═════ RAW DATA

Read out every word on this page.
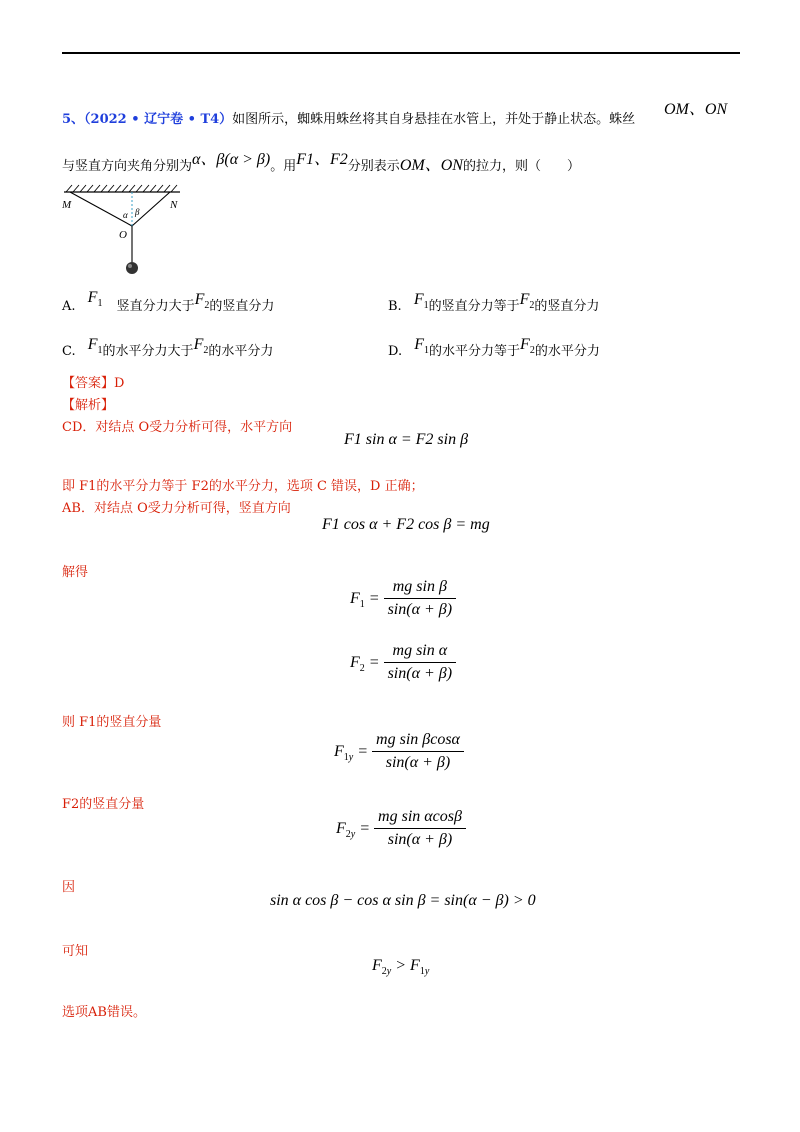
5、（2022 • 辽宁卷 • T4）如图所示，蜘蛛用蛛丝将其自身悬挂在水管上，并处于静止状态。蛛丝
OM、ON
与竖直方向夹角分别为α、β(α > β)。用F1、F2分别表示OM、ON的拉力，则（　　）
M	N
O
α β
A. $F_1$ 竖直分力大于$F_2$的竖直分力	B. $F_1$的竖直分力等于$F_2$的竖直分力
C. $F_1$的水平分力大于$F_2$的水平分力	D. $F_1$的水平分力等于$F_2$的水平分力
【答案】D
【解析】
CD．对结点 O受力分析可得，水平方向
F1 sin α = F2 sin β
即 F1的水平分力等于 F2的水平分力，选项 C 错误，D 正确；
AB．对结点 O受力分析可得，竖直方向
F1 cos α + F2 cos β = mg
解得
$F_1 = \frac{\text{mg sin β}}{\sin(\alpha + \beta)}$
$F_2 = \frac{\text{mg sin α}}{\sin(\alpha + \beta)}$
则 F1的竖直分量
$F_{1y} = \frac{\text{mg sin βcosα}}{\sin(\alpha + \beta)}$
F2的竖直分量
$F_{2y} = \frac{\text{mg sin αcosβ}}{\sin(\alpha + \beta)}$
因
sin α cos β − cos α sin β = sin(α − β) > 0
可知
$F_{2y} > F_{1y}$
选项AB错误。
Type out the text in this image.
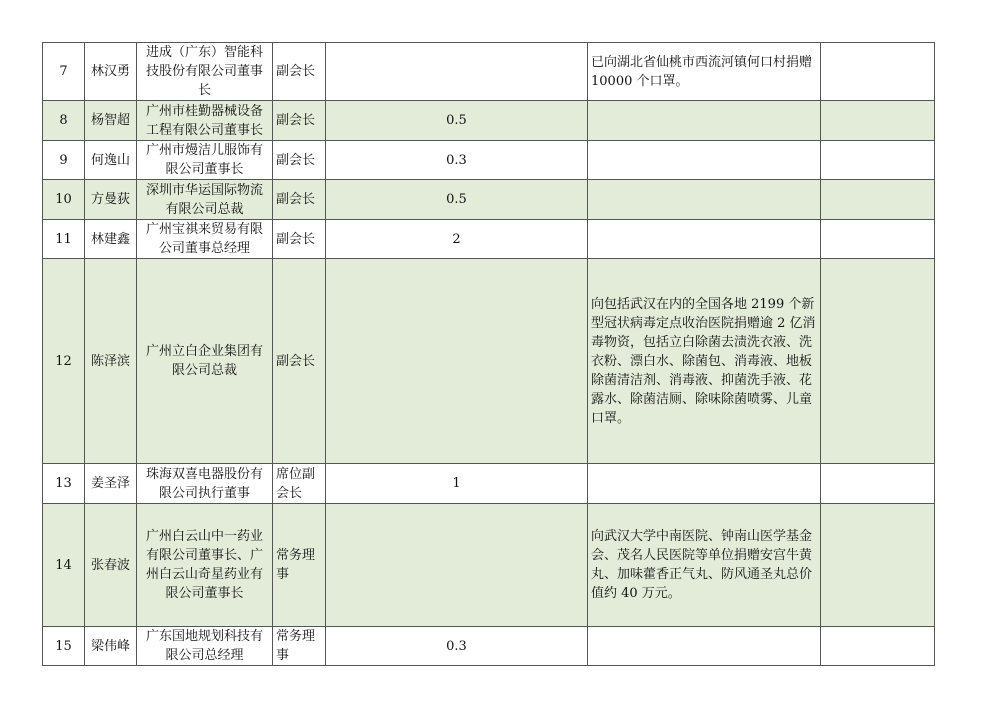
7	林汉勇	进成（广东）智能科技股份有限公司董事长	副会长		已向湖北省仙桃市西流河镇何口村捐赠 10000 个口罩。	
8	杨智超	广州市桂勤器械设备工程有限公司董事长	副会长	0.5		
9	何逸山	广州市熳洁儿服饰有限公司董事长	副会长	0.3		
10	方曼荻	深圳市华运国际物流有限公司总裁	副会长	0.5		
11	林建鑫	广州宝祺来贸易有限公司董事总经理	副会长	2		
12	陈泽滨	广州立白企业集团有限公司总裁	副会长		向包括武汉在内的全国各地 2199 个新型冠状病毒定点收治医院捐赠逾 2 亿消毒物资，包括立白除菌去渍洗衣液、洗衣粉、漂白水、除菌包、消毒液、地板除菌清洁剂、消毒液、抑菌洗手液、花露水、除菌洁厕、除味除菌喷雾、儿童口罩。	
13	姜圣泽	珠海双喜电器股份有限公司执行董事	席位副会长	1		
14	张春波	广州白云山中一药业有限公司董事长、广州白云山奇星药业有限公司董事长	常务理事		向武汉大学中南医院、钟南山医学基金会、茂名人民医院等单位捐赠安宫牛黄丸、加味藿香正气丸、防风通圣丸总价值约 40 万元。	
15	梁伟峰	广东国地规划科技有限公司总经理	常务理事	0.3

══════════

• _REQUEST_
Transcribe the listing in full. Omit the pictures and keep every line exact.

• _RESPONSE TO THIS TASK_
Read out every word on this page.
5、（2022 • 辽宁卷 • T4）如图所示，蜘蛛用蛛丝将其自身悬挂在水管上，并处于静止状态。蛛丝
OM、ON
与竖直方向夹角分别为α、β(α > β)。用F1、F2分别表示OM、ON的拉力，则（　　）
M	N
O
α β
A. $F_1$ 竖直分力大于$F_2$的竖直分力	B. $F_1$的竖直分力等于$F_2$的竖直分力
C. $F_1$的水平分力大于$F_2$的水平分力	D. $F_1$的水平分力等于$F_2$的水平分力
【答案】D
【解析】
CD．对结点 O受力分析可得，水平方向
F1 sin α = F2 sin β
即 F1的水平分力等于 F2的水平分力，选项 C 错误，D 正确；
AB．对结点 O受力分析可得，竖直方向
F1 cos α + F2 cos β = mg
解得
$F_1 = \frac{\text{mg sin β}}{\sin(\alpha + \beta)}$
$F_2 = \frac{\text{mg sin α}}{\sin(\alpha + \beta)}$
则 F1的竖直分量
$F_{1y} = \frac{\text{mg sin βcosα}}{\sin(\alpha + \beta)}$
F2的竖直分量
$F_{2y} = \frac{\text{mg sin αcosβ}}{\sin(\alpha + \beta)}$
因
sin α cos β − cos α sin β = sin(α − β) > 0
可知
$F_{2y} > F_{1y}$
选项AB错误。
Type out the text in this image.
7	林汉勇	进成（广东）智能科技股份有限公司董事长	副会长		已向湖北省仙桃市西流河镇何口村捐赠 10000 个口罩。	
8	杨智超	广州市桂勤器械设备工程有限公司董事长	副会长	0.5		
9	何逸山	广州市熳洁儿服饰有限公司董事长	副会长	0.3		
10	方曼荻	深圳市华运国际物流有限公司总裁	副会长	0.5		
11	林建鑫	广州宝祺来贸易有限公司董事总经理	副会长	2		
12	陈泽滨	广州立白企业集团有限公司总裁	副会长		向包括武汉在内的全国各地 2199 个新型冠状病毒定点收治医院捐赠逾 2 亿消毒物资，包括立白除菌去渍洗衣液、洗衣粉、漂白水、除菌包、消毒液、地板除菌清洁剂、消毒液、抑菌洗手液、花露水、除菌洁厕、除味除菌喷雾、儿童口罩。	
13	姜圣泽	珠海双喜电器股份有限公司执行董事	席位副会长	1		
14	张春波	广州白云山中一药业有限公司董事长、广州白云山奇星药业有限公司董事长	常务理事		向武汉大学中南医院、钟南山医学基金会、茂名人民医院等单位捐赠安宫牛黄丸、加味藿香正气丸、防风通圣丸总价值约 40 万元。	
15	梁伟峰	广东国地规划科技有限公司总经理	常务理事	0.3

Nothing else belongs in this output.